(Dataset listings of figures)

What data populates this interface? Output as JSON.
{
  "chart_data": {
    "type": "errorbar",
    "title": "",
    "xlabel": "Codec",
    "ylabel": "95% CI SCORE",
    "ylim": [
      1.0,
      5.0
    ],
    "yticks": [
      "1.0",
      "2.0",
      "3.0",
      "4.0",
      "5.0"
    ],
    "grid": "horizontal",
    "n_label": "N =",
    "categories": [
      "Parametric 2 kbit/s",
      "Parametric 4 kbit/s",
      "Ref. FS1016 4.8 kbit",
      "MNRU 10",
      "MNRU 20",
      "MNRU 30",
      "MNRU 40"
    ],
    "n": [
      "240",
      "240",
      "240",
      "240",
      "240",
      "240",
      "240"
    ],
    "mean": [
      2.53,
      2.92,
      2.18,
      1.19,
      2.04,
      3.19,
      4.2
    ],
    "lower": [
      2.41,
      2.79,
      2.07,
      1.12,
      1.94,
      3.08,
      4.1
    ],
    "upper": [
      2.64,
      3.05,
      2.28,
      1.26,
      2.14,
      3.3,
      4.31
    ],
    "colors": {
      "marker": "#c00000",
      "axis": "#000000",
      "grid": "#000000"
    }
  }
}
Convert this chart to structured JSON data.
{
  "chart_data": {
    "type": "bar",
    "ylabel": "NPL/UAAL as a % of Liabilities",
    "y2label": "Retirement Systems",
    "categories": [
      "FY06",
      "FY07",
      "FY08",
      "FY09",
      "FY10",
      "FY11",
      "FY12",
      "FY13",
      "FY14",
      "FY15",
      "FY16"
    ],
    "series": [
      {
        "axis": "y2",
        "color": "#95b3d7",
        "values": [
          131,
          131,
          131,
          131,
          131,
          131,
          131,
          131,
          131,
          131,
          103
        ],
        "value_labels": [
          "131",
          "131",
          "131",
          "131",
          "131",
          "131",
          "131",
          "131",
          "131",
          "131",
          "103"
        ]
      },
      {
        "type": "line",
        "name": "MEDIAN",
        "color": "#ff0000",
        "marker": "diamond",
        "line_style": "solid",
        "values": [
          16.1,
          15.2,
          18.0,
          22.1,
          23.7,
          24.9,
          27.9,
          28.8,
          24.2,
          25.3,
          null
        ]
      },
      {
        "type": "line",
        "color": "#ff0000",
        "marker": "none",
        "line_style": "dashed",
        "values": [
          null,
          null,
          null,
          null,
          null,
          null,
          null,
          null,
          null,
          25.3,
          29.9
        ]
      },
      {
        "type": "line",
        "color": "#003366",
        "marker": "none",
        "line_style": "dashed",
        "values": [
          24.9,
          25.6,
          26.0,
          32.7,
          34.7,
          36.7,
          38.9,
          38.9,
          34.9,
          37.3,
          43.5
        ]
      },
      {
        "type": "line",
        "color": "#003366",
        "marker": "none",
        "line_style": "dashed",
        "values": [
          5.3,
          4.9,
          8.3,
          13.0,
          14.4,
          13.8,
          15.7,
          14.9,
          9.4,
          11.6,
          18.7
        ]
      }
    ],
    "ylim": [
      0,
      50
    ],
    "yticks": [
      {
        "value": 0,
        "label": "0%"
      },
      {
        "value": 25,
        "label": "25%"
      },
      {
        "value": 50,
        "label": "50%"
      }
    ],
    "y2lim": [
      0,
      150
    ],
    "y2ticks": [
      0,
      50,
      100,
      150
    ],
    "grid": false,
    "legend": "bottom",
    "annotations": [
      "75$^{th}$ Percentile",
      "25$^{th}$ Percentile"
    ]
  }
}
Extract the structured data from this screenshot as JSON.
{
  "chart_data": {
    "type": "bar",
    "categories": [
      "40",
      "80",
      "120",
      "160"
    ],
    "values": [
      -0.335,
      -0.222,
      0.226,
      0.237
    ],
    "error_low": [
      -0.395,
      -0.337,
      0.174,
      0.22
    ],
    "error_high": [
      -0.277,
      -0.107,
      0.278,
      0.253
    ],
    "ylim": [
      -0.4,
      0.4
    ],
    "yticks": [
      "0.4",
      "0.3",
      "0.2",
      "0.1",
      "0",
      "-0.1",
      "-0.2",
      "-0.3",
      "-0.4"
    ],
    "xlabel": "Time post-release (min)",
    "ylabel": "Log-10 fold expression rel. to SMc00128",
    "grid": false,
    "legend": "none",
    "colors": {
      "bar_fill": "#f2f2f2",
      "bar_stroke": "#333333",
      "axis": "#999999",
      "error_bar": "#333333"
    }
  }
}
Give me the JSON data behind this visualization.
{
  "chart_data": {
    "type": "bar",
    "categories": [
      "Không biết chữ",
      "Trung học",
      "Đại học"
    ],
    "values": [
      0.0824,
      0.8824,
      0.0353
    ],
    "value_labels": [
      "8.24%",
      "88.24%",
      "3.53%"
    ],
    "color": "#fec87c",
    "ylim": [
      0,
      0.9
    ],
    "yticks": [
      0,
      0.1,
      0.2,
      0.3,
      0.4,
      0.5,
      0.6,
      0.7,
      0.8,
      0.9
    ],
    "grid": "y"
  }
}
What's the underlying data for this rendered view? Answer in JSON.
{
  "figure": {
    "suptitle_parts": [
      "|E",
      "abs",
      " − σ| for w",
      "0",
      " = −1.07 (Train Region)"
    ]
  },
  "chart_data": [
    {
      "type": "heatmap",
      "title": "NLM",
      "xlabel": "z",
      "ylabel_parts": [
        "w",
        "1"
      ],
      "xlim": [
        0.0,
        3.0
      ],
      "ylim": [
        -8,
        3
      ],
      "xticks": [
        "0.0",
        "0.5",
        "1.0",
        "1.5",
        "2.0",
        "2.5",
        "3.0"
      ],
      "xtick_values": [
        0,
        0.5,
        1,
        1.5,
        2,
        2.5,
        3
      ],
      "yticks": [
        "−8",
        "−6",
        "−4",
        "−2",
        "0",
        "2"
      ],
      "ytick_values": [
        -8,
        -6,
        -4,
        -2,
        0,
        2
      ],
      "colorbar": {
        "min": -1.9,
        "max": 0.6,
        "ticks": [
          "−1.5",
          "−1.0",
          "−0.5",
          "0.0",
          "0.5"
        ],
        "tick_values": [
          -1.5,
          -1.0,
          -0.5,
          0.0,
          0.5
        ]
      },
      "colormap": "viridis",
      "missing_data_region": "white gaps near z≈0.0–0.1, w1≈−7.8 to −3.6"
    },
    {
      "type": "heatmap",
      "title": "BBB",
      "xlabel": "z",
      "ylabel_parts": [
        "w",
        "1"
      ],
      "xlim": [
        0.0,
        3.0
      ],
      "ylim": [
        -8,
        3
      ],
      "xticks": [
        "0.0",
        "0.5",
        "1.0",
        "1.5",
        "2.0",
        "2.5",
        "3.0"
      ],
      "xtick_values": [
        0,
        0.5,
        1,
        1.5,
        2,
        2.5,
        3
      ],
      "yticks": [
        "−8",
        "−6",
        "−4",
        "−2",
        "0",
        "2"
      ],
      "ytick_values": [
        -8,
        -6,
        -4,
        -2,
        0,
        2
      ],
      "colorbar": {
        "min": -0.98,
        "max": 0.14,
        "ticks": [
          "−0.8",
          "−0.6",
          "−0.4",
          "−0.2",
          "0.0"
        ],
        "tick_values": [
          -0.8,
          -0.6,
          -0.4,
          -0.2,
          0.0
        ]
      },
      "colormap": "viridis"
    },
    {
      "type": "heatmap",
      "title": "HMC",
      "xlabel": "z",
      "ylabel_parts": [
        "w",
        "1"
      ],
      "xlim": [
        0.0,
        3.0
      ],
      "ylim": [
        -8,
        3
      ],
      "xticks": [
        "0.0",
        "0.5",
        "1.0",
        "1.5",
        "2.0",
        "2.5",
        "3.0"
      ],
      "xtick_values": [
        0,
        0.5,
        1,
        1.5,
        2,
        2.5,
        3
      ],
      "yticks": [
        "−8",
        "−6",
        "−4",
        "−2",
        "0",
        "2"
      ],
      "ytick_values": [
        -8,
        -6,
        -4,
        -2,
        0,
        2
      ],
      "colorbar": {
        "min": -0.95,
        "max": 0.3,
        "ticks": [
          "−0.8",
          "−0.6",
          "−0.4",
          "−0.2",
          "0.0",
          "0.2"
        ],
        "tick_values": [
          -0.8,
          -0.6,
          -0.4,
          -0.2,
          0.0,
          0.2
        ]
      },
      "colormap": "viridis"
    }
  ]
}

Requirement.
In the entries above, find lines with "What" and copy each.

Full answer.
What data populates this interface? Output as JSON.
What's the underlying data for this rendered view? Answer in JSON.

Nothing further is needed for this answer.